- **What is being asked**:
Locate and copy each line in the data that contains the word "ħωdω".

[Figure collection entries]
========================================

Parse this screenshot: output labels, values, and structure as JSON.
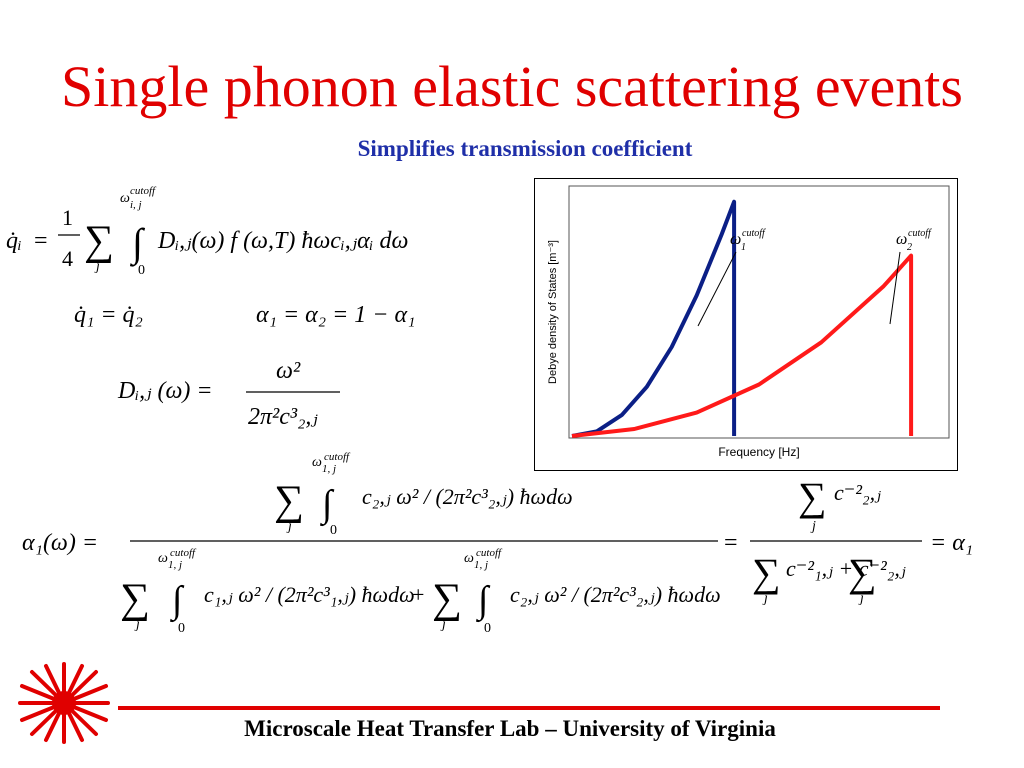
{
  "colors": {
    "title": "#e00000",
    "subtitle": "#1f2fa8",
    "accent": "#e00000",
    "series1": "#0b1f86",
    "series2": "#ff1a1a"
  },
  "title": "Single phonon elastic scattering events",
  "subtitle": "Simplifies transmission coefficient",
  "footer": "Microscale Heat Transfer Lab – University of Virginia",
  "logo_icon": "red-sunburst-icon",
  "equations": {
    "eq1": {
      "lhs": "q̇ᵢ",
      "eq": "=",
      "frac_num": "1",
      "frac_den": "4",
      "sum": "∑",
      "sum_idx": "j",
      "int": "∫",
      "int_low": "0",
      "int_up": "ω",
      "int_up_sub": "i, j",
      "int_up_sup": "cutoff",
      "body": "Dᵢ,ⱼ(ω) f (ω,T) ħωcᵢ,ⱼαᵢ dω"
    },
    "eq2": {
      "left": "q̇₁ = q̇₂",
      "right": "α₁ = α₂ = 1 − α₁"
    },
    "eq3": {
      "lhs": "Dᵢ,ⱼ (ω) =",
      "num": "ω²",
      "den": "2π²c³₂,ⱼ"
    },
    "eq4": {
      "lhs": "α₁(ω) =",
      "num": "c₂,ⱼ  ω² / (2π²c³₂,ⱼ) ħωdω",
      "den_left": "c₁,ⱼ  ω² / (2π²c³₁,ⱼ) ħωdω",
      "plus": "+",
      "den_right": "c₂,ⱼ  ω² / (2π²c³₂,ⱼ) ħωdω",
      "mid_eq": "=",
      "rhs_num": "c⁻²₂,ⱼ",
      "rhs_den": "c⁻²₁,ⱼ + c⁻²₂,ⱼ",
      "final": "= α₁",
      "sum_idx": "j",
      "int_low": "0",
      "int_up_sup": "cutoff",
      "int_up_sub_1": "1, j",
      "int_up_sub_2": "1, j"
    }
  },
  "chart_data": {
    "type": "line",
    "xlabel": "Frequency [Hz]",
    "ylabel": "Debye density of States [m⁻³]",
    "series": [
      {
        "values": [
          [
            0,
            0
          ],
          [
            0.1,
            0.02
          ],
          [
            0.2,
            0.09
          ],
          [
            0.3,
            0.21
          ],
          [
            0.4,
            0.38
          ],
          [
            0.5,
            0.6
          ],
          [
            0.6,
            0.86
          ],
          [
            0.65,
            1.0
          ],
          [
            0.65,
            0
          ]
        ],
        "color": "#0b1f86"
      },
      {
        "values": [
          [
            0,
            0
          ],
          [
            0.25,
            0.03
          ],
          [
            0.5,
            0.1
          ],
          [
            0.75,
            0.22
          ],
          [
            1.0,
            0.4
          ],
          [
            1.25,
            0.64
          ],
          [
            1.36,
            0.77
          ],
          [
            1.36,
            0
          ]
        ],
        "color": "#ff1a1a"
      }
    ],
    "annotations": [
      {
        "symbol": "ω",
        "sub": "1",
        "sup": "cutoff"
      },
      {
        "symbol": "ω",
        "sub": "2",
        "sup": "cutoff"
      }
    ],
    "xlim": [
      0,
      1.5
    ],
    "ylim": [
      0,
      1.05
    ]
  }
}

========================================

- **Exercise result**:
      "num": "c₂,ⱼ  ω² / (2π²c³₂,ⱼ) ħωdω",
      "den_left": "c₁,ⱼ  ω² / (2π²c³₁,ⱼ) ħωdω",
      "den_right": "c₂,ⱼ  ω² / (2π²c³₂,ⱼ) ħωdω",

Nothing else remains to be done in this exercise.